::: Dataset records
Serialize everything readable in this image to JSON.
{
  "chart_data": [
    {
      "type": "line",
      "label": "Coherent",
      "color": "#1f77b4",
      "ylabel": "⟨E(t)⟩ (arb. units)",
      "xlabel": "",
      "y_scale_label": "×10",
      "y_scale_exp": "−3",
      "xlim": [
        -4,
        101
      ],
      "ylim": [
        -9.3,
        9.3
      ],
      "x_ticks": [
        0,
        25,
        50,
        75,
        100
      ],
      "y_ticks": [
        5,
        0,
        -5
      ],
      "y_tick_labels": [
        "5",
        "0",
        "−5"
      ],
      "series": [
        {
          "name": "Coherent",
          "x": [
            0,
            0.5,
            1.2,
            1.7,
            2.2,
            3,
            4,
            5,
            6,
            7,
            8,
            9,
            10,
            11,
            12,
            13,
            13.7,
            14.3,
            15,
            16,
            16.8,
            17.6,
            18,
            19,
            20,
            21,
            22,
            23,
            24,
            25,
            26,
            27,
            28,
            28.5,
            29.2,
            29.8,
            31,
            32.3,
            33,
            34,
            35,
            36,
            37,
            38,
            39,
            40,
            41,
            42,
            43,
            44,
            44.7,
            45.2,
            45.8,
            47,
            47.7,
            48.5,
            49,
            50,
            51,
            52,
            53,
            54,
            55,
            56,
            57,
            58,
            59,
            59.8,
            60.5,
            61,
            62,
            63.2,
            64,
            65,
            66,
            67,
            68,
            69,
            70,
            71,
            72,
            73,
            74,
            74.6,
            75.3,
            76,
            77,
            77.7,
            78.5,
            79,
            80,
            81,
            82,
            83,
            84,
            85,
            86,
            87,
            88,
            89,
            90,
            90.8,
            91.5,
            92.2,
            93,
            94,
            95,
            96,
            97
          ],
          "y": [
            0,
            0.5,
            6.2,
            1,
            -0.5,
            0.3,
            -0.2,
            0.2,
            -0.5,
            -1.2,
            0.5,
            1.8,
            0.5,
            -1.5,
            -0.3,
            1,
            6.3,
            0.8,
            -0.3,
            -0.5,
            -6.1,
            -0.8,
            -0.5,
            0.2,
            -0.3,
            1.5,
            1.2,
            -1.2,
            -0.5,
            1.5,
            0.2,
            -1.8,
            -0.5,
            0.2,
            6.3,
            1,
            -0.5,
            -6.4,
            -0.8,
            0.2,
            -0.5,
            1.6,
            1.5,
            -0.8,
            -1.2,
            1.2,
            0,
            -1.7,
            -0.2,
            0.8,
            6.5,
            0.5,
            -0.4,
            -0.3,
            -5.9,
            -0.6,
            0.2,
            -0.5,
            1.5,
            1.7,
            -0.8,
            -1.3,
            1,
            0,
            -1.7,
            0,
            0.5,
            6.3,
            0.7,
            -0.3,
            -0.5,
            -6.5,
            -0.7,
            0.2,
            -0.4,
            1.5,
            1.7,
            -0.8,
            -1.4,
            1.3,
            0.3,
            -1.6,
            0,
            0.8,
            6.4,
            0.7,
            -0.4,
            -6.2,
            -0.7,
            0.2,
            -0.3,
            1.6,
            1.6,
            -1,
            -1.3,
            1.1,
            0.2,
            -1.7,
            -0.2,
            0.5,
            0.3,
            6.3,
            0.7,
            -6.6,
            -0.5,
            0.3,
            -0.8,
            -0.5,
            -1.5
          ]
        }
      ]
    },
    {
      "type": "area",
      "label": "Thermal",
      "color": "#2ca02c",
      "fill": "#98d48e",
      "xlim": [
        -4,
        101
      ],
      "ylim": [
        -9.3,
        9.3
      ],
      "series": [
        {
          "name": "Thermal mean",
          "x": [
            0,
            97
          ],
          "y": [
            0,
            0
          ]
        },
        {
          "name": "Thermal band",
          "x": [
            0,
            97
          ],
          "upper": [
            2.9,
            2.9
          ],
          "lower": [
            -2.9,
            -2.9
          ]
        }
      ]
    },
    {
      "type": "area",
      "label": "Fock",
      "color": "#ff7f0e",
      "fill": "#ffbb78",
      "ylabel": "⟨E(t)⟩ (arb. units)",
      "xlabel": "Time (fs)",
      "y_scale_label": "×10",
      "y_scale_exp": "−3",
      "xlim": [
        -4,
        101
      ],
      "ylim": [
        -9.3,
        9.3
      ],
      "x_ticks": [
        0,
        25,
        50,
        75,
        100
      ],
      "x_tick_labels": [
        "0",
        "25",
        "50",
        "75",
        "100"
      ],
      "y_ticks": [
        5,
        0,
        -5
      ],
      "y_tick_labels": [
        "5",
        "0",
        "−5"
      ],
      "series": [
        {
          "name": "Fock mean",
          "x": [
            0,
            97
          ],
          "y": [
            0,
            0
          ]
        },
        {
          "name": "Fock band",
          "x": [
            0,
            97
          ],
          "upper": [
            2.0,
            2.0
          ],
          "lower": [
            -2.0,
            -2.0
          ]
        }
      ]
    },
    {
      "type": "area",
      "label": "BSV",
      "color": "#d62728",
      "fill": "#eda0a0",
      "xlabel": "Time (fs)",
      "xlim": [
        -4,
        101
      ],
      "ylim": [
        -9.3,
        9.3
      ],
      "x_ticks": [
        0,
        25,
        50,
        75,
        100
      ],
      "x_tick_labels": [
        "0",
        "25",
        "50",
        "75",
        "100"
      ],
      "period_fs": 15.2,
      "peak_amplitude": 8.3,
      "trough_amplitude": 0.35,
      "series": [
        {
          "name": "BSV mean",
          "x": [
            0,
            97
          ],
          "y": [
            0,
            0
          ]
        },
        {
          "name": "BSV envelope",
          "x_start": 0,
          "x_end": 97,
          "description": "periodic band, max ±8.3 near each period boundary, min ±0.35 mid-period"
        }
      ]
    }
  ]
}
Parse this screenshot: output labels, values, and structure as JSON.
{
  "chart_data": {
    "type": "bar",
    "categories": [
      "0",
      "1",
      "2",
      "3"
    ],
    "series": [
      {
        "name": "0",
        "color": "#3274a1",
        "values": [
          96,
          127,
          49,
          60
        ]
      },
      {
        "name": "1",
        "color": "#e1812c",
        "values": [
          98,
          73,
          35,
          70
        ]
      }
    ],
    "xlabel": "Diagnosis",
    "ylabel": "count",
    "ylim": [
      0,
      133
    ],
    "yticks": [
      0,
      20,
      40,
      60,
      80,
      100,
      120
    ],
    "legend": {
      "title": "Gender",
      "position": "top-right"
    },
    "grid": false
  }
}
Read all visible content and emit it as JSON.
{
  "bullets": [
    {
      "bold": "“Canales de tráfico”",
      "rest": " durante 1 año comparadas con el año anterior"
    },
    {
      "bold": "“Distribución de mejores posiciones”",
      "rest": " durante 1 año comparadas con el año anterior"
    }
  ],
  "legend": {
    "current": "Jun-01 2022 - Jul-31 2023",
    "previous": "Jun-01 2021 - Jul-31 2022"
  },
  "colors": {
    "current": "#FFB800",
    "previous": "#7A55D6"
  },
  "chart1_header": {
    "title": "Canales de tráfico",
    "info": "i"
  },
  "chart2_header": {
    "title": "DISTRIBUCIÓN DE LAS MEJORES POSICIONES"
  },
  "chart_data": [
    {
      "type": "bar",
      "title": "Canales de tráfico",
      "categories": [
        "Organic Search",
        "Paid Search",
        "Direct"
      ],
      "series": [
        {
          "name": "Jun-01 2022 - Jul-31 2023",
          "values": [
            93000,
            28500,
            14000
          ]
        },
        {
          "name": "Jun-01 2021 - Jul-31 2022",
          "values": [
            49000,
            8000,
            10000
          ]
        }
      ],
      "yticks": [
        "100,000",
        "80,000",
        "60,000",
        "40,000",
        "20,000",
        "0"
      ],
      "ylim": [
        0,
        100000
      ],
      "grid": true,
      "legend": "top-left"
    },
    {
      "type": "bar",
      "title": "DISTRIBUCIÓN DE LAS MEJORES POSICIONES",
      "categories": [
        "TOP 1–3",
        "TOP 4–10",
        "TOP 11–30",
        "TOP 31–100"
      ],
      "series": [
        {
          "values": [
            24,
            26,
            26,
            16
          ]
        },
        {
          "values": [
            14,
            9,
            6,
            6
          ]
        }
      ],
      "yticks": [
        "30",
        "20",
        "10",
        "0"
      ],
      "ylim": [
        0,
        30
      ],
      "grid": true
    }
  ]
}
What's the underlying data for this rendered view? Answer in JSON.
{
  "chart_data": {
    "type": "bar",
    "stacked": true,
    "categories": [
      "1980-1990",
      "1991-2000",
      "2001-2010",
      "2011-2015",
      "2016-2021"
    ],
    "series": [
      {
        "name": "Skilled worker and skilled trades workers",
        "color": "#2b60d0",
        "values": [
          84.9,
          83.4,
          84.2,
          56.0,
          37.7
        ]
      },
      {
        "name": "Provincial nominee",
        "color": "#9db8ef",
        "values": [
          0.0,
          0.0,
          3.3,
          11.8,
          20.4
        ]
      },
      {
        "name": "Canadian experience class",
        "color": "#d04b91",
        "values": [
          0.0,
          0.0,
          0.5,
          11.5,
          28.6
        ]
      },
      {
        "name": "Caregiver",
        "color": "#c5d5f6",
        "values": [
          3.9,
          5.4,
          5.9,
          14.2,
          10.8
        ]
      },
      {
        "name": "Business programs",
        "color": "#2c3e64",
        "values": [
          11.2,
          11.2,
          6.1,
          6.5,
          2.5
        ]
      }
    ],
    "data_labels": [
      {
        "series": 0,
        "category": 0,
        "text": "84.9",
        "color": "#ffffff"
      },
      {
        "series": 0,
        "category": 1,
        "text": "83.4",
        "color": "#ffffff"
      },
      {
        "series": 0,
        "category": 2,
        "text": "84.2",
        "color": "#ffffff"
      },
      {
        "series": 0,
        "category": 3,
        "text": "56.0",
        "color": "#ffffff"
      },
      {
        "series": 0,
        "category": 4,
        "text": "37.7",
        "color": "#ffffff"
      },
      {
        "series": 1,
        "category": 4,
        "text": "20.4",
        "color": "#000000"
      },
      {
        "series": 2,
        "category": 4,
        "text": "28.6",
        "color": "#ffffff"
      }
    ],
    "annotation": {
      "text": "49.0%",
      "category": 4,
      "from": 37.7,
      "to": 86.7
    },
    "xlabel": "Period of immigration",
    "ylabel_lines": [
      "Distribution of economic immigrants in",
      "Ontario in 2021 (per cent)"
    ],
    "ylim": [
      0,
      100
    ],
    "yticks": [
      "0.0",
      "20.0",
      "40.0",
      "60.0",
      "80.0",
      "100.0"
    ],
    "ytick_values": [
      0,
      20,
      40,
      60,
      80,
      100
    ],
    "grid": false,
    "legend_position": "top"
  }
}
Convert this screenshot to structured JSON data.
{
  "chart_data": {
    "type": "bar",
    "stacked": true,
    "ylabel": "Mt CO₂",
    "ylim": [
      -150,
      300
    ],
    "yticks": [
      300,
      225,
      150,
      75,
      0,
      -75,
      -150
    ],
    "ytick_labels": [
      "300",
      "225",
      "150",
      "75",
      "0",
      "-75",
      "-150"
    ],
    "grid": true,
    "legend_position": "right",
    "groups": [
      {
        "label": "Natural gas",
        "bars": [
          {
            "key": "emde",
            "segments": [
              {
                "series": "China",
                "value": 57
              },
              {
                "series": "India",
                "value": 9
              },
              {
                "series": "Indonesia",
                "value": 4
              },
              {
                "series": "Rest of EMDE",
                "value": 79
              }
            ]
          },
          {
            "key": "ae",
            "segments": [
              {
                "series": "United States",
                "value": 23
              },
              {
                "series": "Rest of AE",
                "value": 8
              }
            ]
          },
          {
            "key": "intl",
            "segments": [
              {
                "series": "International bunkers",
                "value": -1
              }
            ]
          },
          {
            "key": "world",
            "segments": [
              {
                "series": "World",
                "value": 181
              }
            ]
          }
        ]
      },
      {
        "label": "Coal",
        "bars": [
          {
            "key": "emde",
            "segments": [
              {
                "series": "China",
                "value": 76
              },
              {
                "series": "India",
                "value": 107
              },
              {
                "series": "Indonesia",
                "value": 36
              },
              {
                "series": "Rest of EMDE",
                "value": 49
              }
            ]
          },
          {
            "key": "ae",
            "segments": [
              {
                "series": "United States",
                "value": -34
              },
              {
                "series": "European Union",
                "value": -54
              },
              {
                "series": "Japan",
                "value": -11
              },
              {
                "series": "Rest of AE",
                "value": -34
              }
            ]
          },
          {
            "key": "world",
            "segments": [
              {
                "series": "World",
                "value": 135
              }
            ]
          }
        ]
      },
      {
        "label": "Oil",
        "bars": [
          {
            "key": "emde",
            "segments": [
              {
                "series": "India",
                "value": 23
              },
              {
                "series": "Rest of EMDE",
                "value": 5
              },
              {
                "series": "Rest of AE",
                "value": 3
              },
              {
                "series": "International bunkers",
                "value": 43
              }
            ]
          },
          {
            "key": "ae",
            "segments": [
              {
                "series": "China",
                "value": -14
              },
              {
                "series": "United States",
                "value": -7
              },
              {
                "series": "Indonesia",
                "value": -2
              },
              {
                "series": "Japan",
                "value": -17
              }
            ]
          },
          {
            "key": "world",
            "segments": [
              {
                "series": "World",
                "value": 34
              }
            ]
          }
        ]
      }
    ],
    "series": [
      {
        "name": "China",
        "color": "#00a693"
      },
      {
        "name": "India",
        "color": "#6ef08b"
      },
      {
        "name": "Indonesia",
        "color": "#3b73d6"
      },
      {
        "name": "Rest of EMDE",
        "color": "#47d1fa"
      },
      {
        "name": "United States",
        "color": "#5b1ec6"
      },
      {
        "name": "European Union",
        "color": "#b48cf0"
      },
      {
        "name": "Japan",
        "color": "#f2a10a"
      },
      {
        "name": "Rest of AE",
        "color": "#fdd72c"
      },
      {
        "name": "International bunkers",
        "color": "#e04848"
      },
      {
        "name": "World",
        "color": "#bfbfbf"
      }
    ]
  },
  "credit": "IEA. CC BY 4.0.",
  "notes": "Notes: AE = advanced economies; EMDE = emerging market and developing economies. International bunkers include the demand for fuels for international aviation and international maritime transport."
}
::::::
## What this task involves
Give the count of lines in the listing that hold the word "current", with no other text.

## The result
2